▶ Work to complete
Copy out every line in the entries below that includes "natural".

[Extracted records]
[BEGIN]
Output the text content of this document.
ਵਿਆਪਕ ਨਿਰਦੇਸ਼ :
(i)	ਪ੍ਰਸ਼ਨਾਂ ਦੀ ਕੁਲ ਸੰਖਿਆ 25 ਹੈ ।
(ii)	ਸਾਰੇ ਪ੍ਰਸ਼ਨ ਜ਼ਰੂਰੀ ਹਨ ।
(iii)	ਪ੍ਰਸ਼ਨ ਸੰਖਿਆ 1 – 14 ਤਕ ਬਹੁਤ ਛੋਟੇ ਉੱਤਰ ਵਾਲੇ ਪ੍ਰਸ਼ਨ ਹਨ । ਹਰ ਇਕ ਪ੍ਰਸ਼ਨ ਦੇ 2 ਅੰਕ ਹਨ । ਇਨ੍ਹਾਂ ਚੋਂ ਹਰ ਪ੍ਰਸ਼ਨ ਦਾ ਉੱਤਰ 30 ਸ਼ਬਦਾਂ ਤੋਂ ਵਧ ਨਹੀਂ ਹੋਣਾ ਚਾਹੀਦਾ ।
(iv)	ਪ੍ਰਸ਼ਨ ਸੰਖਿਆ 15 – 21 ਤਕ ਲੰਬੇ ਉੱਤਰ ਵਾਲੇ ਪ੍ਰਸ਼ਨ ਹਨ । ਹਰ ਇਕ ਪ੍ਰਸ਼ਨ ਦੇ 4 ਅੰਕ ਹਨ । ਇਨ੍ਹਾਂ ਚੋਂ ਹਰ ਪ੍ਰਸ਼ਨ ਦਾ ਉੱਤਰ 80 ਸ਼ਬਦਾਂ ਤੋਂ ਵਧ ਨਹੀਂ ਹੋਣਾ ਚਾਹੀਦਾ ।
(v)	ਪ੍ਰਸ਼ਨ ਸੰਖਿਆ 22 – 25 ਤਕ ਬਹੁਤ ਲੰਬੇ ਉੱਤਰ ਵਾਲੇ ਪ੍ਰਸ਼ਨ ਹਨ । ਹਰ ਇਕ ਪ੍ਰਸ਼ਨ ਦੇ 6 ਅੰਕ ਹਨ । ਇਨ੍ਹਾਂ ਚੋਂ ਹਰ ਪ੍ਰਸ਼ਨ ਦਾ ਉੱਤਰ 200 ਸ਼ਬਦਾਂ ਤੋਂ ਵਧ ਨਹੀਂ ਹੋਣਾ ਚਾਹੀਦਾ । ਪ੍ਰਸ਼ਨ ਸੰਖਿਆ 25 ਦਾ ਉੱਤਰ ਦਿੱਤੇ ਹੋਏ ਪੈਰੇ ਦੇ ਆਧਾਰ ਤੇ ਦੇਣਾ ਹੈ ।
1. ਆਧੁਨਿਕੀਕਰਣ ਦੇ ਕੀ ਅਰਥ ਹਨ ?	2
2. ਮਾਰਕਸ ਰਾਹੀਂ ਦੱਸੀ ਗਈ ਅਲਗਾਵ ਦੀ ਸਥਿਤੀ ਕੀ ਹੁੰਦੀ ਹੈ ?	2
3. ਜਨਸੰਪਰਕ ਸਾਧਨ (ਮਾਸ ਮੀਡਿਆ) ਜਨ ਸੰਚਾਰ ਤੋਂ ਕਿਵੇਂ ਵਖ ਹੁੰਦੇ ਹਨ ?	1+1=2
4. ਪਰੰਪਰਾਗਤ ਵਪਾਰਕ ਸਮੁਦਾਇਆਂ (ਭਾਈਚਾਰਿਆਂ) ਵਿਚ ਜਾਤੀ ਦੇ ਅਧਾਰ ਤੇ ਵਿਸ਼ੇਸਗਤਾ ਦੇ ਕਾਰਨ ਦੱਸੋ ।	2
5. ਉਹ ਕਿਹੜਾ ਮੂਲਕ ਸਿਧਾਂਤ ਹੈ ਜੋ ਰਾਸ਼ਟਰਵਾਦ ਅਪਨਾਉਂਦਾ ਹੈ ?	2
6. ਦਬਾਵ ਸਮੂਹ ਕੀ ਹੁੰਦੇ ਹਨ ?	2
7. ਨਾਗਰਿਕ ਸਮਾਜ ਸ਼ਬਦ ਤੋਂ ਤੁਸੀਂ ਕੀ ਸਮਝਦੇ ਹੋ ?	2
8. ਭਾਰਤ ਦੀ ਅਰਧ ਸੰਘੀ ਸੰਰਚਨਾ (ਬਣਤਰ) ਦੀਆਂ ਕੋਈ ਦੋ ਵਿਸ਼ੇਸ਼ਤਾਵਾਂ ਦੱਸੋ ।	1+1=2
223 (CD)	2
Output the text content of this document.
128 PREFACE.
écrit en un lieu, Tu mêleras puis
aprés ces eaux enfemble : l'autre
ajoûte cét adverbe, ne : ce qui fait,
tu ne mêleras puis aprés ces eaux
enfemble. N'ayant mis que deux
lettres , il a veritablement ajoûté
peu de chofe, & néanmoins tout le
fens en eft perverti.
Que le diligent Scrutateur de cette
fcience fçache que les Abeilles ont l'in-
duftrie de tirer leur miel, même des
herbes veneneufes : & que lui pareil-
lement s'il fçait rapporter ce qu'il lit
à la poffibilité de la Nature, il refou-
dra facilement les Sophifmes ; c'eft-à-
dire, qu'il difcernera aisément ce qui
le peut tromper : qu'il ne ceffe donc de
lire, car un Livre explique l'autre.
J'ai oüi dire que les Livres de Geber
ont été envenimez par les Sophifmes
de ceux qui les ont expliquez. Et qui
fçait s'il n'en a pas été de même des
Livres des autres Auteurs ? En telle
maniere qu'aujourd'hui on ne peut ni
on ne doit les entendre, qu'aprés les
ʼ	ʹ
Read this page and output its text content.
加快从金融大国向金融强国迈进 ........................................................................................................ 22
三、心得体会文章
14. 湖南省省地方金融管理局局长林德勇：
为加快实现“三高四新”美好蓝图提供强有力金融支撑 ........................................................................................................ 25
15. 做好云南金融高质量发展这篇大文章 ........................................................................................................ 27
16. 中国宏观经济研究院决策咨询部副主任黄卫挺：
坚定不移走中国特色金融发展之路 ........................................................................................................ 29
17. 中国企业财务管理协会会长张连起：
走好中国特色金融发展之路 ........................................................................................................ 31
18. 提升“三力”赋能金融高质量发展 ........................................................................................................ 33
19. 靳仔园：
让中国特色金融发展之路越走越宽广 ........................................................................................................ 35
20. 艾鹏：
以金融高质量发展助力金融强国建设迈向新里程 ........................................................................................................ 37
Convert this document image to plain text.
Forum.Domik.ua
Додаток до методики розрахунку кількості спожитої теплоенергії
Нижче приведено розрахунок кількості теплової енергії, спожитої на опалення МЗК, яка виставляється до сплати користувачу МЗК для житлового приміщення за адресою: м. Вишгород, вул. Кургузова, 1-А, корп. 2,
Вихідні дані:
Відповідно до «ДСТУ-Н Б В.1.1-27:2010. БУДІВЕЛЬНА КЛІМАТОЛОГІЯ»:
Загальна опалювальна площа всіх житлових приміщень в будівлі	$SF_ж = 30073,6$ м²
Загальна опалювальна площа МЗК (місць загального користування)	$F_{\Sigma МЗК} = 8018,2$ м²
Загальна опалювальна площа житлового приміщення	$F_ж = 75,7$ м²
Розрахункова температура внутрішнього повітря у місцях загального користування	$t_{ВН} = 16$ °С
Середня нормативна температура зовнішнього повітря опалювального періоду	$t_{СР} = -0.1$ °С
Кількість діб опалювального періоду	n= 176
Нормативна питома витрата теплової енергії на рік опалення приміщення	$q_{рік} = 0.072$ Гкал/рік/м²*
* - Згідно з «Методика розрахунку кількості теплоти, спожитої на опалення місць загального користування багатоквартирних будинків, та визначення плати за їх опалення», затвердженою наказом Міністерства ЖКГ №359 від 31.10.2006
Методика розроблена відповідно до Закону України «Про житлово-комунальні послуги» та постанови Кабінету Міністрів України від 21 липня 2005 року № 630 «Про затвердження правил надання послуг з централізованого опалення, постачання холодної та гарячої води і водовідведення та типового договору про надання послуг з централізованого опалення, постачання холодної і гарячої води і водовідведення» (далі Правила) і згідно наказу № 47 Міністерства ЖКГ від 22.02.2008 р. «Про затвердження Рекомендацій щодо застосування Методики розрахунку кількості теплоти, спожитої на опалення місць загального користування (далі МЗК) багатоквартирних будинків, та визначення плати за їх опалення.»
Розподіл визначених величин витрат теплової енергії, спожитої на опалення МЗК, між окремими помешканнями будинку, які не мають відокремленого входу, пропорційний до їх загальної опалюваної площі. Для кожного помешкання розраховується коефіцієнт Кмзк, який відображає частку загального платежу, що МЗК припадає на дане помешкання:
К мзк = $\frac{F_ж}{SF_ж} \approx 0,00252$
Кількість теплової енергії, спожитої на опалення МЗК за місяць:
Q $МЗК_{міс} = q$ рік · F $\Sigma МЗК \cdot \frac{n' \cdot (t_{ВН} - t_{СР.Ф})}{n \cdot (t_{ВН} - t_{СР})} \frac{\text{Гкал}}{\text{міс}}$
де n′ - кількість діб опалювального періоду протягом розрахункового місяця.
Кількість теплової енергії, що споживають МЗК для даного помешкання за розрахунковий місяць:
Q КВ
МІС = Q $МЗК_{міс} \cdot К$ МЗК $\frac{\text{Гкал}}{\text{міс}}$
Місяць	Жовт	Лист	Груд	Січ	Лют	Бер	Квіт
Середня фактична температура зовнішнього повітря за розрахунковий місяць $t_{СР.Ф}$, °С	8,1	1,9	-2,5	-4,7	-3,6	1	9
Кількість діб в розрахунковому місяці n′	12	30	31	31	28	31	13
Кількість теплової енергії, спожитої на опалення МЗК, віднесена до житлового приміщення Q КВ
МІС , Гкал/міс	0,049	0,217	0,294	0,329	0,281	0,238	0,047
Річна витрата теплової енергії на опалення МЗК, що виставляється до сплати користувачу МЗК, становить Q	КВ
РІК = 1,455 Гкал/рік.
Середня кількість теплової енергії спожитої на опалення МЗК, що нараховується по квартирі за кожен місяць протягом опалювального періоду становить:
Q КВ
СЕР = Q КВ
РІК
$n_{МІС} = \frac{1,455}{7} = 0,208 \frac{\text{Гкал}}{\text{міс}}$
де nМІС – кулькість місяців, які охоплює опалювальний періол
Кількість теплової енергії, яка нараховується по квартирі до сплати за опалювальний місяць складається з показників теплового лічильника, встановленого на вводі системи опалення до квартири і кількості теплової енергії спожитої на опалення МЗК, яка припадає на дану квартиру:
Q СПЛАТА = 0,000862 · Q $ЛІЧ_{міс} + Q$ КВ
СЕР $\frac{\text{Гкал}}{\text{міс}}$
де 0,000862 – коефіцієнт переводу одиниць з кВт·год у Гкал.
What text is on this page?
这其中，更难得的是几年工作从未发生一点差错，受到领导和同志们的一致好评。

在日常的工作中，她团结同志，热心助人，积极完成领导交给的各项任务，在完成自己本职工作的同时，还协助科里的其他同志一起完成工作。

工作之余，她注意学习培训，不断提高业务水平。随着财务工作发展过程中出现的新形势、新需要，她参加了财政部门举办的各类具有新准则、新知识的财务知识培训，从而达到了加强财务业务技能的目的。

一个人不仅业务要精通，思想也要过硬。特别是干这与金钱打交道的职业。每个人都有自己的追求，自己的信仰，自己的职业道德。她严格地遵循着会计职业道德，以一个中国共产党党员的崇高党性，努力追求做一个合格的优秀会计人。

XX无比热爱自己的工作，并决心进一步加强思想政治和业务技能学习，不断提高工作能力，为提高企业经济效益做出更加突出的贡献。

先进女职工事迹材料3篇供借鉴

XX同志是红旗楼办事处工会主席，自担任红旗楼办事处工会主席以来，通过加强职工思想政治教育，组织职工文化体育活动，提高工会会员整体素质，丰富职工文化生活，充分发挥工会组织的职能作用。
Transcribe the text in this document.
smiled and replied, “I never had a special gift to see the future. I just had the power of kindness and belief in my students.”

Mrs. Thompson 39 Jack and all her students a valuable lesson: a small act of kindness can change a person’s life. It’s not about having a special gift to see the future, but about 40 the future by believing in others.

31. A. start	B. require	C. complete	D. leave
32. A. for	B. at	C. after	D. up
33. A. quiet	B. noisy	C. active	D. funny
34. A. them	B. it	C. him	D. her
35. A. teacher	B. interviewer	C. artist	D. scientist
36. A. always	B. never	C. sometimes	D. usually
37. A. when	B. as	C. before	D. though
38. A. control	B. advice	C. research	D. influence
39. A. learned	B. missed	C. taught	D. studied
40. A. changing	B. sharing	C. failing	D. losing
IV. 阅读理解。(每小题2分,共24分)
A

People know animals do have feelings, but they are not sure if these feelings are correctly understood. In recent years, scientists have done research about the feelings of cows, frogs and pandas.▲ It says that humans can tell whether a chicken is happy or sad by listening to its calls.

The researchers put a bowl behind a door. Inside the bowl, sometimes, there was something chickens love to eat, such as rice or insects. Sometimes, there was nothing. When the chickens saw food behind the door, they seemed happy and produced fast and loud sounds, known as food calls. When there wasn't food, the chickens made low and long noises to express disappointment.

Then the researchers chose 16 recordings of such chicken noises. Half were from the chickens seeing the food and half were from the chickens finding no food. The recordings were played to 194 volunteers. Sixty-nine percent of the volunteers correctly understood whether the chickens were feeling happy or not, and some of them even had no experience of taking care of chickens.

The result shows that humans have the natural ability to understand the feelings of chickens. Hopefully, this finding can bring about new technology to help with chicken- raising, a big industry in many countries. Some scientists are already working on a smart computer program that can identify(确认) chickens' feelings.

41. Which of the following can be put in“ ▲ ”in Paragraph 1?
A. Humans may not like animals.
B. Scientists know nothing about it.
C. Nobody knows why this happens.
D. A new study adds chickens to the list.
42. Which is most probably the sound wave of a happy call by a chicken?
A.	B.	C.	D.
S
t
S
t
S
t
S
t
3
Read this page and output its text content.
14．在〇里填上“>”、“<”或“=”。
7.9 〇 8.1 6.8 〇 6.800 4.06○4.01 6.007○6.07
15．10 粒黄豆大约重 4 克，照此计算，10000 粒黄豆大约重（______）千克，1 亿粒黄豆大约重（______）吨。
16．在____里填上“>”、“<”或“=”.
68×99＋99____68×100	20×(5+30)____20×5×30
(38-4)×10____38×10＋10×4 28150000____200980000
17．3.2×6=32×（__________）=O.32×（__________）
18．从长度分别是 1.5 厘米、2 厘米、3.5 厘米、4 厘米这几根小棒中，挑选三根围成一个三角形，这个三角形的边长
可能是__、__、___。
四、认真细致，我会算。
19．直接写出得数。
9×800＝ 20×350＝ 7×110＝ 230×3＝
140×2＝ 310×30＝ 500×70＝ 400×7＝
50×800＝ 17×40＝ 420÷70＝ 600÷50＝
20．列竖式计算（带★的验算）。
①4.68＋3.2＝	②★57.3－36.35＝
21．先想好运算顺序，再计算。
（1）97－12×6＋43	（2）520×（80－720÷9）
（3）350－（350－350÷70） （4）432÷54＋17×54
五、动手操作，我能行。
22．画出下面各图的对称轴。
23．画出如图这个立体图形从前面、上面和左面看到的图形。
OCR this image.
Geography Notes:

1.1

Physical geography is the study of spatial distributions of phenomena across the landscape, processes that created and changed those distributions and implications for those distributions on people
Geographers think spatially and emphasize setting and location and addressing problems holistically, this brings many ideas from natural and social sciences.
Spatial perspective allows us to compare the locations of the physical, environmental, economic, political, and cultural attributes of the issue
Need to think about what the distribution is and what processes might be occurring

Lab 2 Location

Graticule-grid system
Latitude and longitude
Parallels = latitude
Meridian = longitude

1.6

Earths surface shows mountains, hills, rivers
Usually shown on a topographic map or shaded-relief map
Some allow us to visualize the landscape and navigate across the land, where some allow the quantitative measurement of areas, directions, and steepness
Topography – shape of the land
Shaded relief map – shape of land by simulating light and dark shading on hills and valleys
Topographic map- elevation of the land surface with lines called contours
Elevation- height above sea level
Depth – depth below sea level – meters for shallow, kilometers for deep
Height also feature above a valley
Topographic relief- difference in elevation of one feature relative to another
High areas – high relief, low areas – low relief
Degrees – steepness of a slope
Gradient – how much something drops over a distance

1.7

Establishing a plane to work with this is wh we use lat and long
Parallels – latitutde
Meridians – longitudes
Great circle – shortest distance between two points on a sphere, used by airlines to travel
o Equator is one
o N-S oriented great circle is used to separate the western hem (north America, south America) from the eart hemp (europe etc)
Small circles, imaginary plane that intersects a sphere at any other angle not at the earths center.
[END]
▶ Response to this task
The result shows that humans have the natural ability to understand the feelings of chickens. Hopefully, this finding can bring about new technology to help with chicken- raising, a big industry in many countries. Some scientists are already working on a smart computer program that can identify(确认) chickens' feelings.
Geographers think spatially and emphasize setting and location and addressing problems holistically, this brings many ideas from natural and social sciences.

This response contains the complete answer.